### GIVEN PROBLEM
Look for the word "piano" in the entries below, then copy every line that has it.

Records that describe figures

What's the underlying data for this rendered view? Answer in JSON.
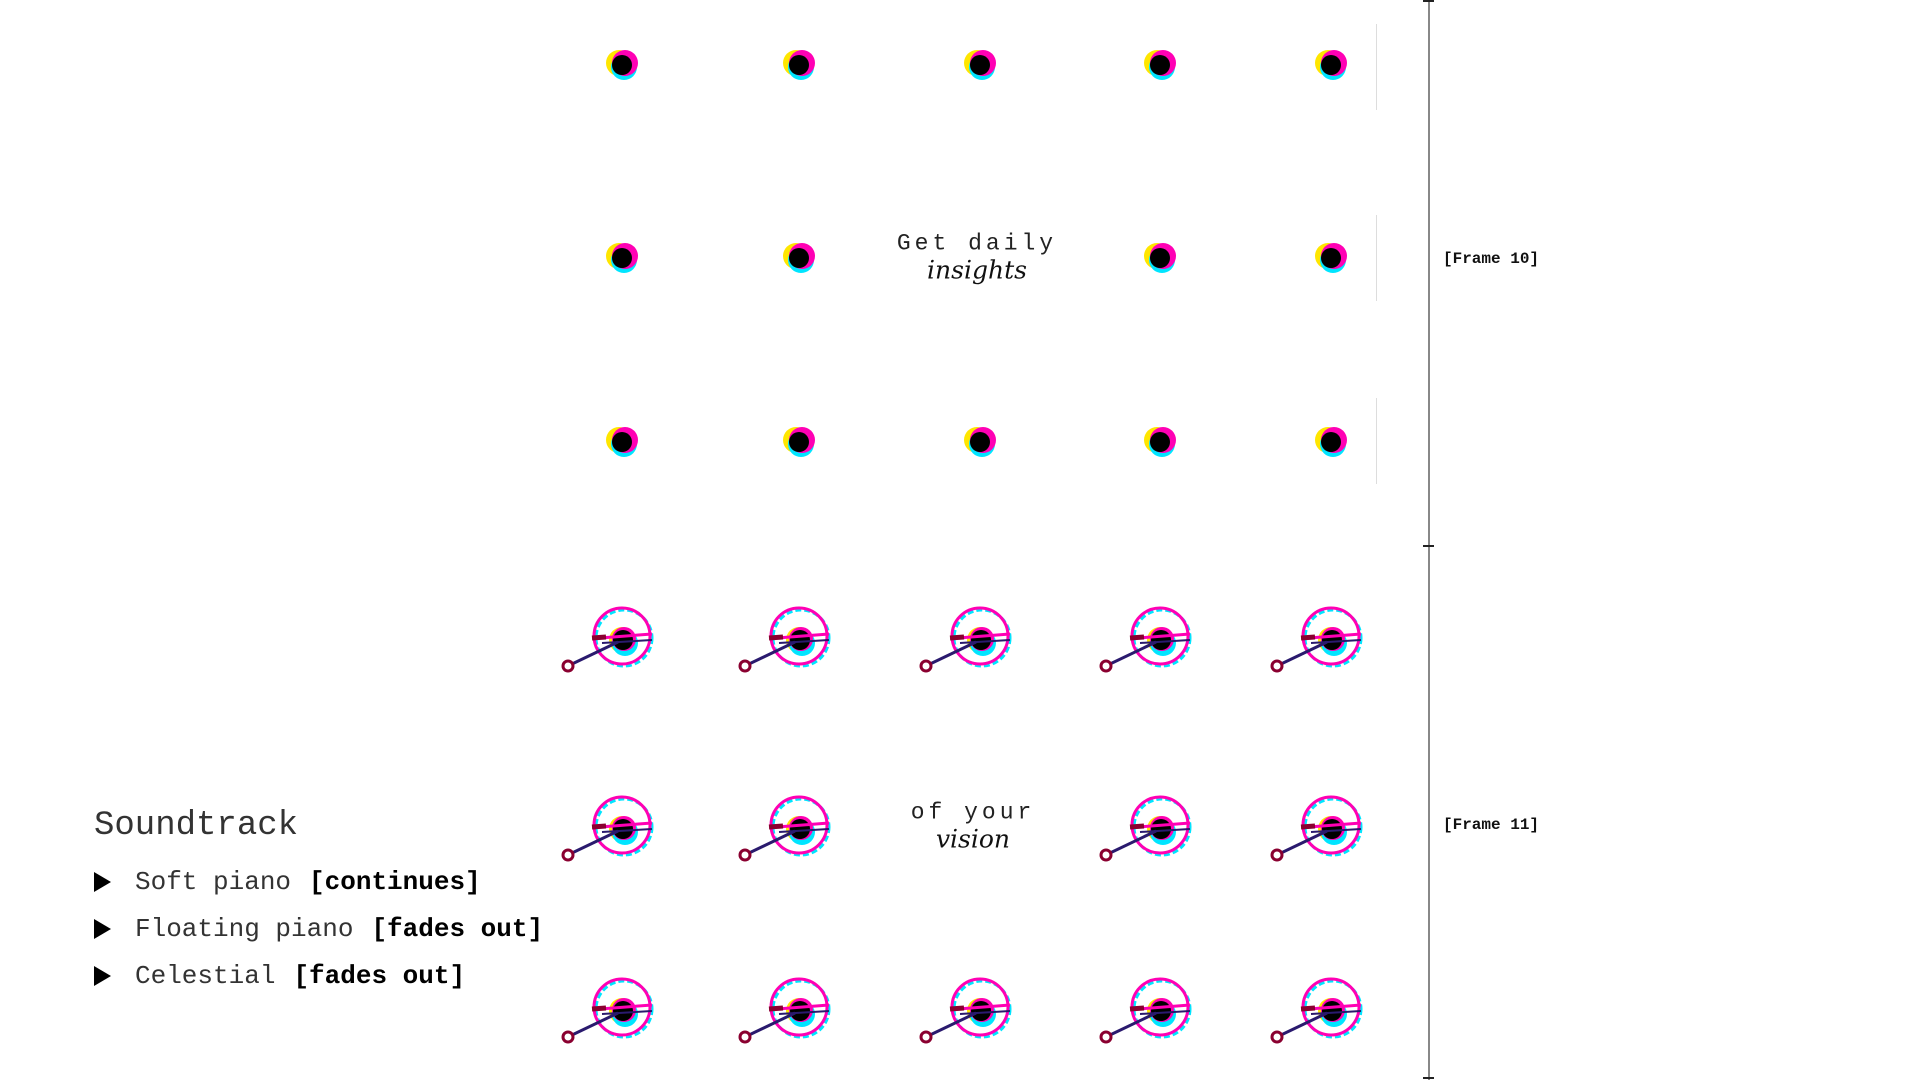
{
  "frames": [
    {
      "label": "[Frame 10]",
      "icon": "dot-icon",
      "caption": {
        "line1": "Get daily",
        "line2": "insights"
      }
    },
    {
      "label": "[Frame 11]",
      "icon": "dial-icon",
      "caption": {
        "line1": "of your",
        "line2": "vision"
      }
    }
  ],
  "soundtrack": {
    "title": "Soundtrack",
    "tracks": [
      {
        "name": "Soft piano",
        "status": "[continues]"
      },
      {
        "name": "Floating piano",
        "status": "[fades out]"
      },
      {
        "name": "Celestial",
        "status": "[fades out]"
      }
    ]
  },
  "colors": {
    "cyan": "#00e5ff",
    "magenta": "#ff00b4",
    "yellow": "#ffe600",
    "dark_red": "#8a0030",
    "navy": "#2a1a6e",
    "black": "#000000"
  }
}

### REPLY
        "name": "Soft piano",
        "name": "Floating piano",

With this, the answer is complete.